**Exercise requirements:** Without the pictures, can you quote each line below exactly?

● ● ● ●

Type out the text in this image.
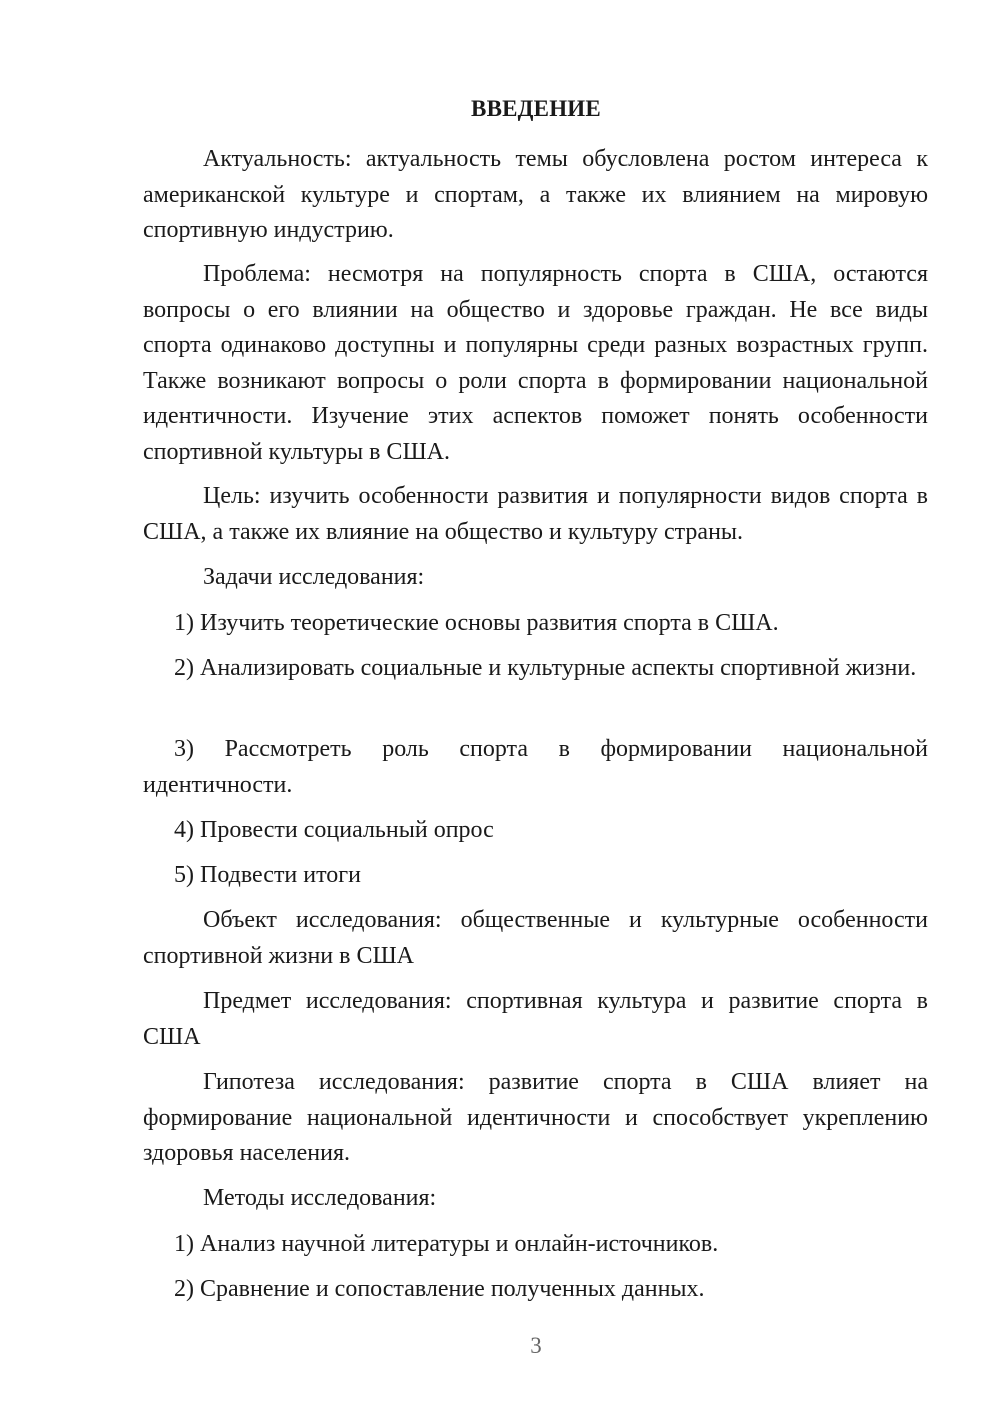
ВВЕДЕНИЕ

Актуальность: актуальность темы обусловлена ростом интереса к американской культуре и спортам, а также их влиянием на мировую спортивную индустрию.

Проблема: несмотря на популярность спорта в США, остаются вопросы о его влиянии на общество и здоровье граждан. Не все виды спорта одинаково доступны и популярны среди разных возрастных групп. Также возникают вопросы о роли спорта в формировании национальной идентичности. Изучение этих аспектов поможет понять особенности спортивной культуры в США.

Цель: изучить особенности развития и популярности видов спорта в США, а также их влияние на общество и культуру страны.

Задачи исследования:

1) Изучить теоретические основы развития спорта в США.

2) Анализировать социальные и культурные аспекты спортивной жизни.

3) Рассмотреть роль спорта в формировании национальной идентичности.

4) Провести социальный опрос

5) Подвести итоги

Объект исследования: общественные и культурные особенности спортивной жизни в США

Предмет исследования: спортивная культура и развитие спорта в США

Гипотеза исследования: развитие спорта в США влияет на формирование национальной идентичности и способствует укреплению здоровья населения.

Методы исследования:

1) Анализ научной литературы и онлайн-источников.

2) Сравнение и сопоставление полученных данных.

3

● ● ● ●

**Full solution:**
Type out the text in this image.
ВВЕДЕНИЕ

Актуальность: актуальность темы обусловлена ростом интереса к американской культуре и спортам, а также их влиянием на мировую спортивную индустрию.

Проблема: несмотря на популярность спорта в США, остаются вопросы о его влиянии на общество и здоровье граждан. Не все виды спорта одинаково доступны и популярны среди разных возрастных групп. Также возникают вопросы о роли спорта в формировании национальной идентичности. Изучение этих аспектов поможет понять особенности спортивной культуры в США.

Цель: изучить особенности развития и популярности видов спорта в США, а также их влияние на общество и культуру страны.

Задачи исследования:

1) Изучить теоретические основы развития спорта в США.

2) Анализировать социальные и культурные аспекты спортивной жизни.

3) Рассмотреть роль спорта в формировании национальной идентичности.

4) Провести социальный опрос

5) Подвести итоги

Объект исследования: общественные и культурные особенности спортивной жизни в США

Предмет исследования: спортивная культура и развитие спорта в США

Гипотеза исследования: развитие спорта в США влияет на формирование национальной идентичности и способствует укреплению здоровья населения.

Методы исследования:

1) Анализ научной литературы и онлайн-источников.

2) Сравнение и сопоставление полученных данных.

3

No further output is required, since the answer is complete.